Birthplace: New York City
Location of death: Ojai, CA
Cause of death: unspecified
Race or Ethnicity: White
Sexual orientation: Straight
Nationality: United States
Executive summary: Scored The Magnificent Seven
Military service: US Army Air Corps (WWII)
Raised in New York City by parents supportive to his many creative interests, Elmer Bernstein worked as both a professional actor and dancer, as well as displaying a talent for painting, before he had even reached his teens. At the age of twelve he switched his focus to music and received a scholarship from Henriette Michelson, an instructor from the Julliard School; this eventually led to an audition for composer Aaron Copland, who, recognizing the young boy's potential, assigned one of his top students, Israel Citkowitz, to continue his training. After graduating from Julliard, Bernstein pursued plans for a career as a concert pianist, but his subsequent drafting into the Army changed his plans. During his service years he scored numerous broadcasts for Armed Forces Radio and worked as an arranger for the United States Army Air Force Band under the direction of Glenn Miller; by the time of his discharge he was committed to a career as a composer.

Document structure recognition data
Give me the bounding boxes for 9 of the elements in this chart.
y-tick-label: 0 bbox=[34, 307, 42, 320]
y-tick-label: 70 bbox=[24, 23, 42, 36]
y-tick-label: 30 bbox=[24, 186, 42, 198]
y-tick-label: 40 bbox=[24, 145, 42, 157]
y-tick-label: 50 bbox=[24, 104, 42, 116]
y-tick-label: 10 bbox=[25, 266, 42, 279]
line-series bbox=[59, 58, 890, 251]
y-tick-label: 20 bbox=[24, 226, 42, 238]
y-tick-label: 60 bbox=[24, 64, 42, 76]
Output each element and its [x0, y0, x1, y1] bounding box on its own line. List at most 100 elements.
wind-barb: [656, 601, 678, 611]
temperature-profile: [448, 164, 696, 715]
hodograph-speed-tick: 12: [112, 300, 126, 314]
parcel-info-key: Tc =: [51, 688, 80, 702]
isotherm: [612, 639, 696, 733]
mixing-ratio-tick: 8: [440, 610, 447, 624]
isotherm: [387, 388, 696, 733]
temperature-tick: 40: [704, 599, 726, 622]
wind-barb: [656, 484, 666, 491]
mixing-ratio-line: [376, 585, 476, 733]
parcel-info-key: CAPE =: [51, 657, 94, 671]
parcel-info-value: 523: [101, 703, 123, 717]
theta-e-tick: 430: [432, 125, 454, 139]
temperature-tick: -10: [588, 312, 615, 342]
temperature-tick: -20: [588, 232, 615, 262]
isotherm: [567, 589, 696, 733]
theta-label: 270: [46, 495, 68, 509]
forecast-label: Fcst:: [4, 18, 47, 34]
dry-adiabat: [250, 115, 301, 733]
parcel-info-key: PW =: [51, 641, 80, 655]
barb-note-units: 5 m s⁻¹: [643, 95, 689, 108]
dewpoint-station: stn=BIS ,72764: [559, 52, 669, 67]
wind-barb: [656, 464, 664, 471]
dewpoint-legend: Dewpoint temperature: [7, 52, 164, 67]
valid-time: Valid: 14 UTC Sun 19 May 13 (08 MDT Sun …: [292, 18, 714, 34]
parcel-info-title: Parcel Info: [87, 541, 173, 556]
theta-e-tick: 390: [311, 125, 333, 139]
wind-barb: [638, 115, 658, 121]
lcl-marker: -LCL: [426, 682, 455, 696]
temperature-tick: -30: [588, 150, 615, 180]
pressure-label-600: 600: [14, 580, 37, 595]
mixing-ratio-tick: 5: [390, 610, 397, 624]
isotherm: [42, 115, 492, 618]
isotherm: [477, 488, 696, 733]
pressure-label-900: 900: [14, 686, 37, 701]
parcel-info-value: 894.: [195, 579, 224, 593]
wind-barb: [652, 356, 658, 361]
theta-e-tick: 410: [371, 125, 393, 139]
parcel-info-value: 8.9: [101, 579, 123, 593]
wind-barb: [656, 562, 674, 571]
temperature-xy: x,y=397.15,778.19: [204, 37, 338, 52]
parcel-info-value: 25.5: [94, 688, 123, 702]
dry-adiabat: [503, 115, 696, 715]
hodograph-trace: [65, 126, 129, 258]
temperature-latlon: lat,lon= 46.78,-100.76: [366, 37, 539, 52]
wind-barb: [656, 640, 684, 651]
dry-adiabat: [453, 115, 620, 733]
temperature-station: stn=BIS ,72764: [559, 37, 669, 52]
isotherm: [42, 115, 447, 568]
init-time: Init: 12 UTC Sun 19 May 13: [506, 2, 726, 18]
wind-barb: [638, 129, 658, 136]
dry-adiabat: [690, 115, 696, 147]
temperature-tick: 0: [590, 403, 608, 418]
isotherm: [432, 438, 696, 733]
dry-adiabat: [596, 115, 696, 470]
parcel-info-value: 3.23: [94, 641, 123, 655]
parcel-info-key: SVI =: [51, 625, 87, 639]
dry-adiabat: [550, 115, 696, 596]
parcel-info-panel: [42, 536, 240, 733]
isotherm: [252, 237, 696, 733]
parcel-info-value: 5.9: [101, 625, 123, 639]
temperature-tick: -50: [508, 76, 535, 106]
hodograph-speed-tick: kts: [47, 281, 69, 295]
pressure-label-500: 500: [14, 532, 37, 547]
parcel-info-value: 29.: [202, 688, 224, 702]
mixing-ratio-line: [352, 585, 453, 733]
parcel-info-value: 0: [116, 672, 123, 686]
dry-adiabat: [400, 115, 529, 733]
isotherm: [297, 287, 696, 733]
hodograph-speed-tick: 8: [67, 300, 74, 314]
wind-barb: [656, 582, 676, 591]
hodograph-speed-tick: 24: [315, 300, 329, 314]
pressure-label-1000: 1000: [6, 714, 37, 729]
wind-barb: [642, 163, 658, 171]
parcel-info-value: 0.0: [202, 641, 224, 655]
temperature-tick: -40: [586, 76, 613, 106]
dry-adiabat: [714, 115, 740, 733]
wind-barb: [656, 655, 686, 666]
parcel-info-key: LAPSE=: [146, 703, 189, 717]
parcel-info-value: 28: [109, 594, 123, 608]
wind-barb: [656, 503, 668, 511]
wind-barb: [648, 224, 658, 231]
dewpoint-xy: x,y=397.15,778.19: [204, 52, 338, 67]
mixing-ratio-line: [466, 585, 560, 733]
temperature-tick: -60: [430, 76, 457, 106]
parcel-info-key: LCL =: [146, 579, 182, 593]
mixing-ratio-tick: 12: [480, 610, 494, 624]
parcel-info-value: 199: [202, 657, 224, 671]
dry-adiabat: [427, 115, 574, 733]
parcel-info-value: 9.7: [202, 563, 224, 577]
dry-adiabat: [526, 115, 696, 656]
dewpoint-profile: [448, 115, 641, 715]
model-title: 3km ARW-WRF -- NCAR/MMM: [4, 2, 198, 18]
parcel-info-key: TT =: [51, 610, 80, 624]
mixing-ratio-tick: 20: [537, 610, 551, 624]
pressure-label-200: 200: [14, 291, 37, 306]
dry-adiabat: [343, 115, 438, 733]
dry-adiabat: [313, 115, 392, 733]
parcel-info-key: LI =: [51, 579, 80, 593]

§ PROBLEM STATEMENT
Can you resume the Elmer Bernstein biography right after its last sentence?

§ ANSWER TO THE EXERCISE
Bernstein's first major scoring assignment arrived in 1949, when he was commissioned to write the music for a United Nations broadcast on the founding of the state of Israel. The broadcast attracted the interest of Columbia Pictures, who provided him with his first film scoring opportunity in the form of the 1950 college football flick Saturday's Hero. Faced with a lean period for the Hollywood studio system (brought about by the arrival of television), and further hindered by his leftist leanings in the midst of McCarthy-era fanaticism, the composer spent the next several years taking work wherever he could. Scores for campy, B-movie fare such as Cat Women of the Moon (1953) and Robot Monster (also 1953) filled in the time until better opportunities were available -- although his work for these films was hardly lacking in effort and inventiveness. A breakthrough finally arrived when Cecil B. DeMille hired him to compose the music for the biblical epic The Ten Commandments in 1955, although Bernstein attracted significant attention (and an Oscar nomination) prior to the film's completion through his groundbreaking all-jazz score for Otto Preminger's The Man with the Golden Arm.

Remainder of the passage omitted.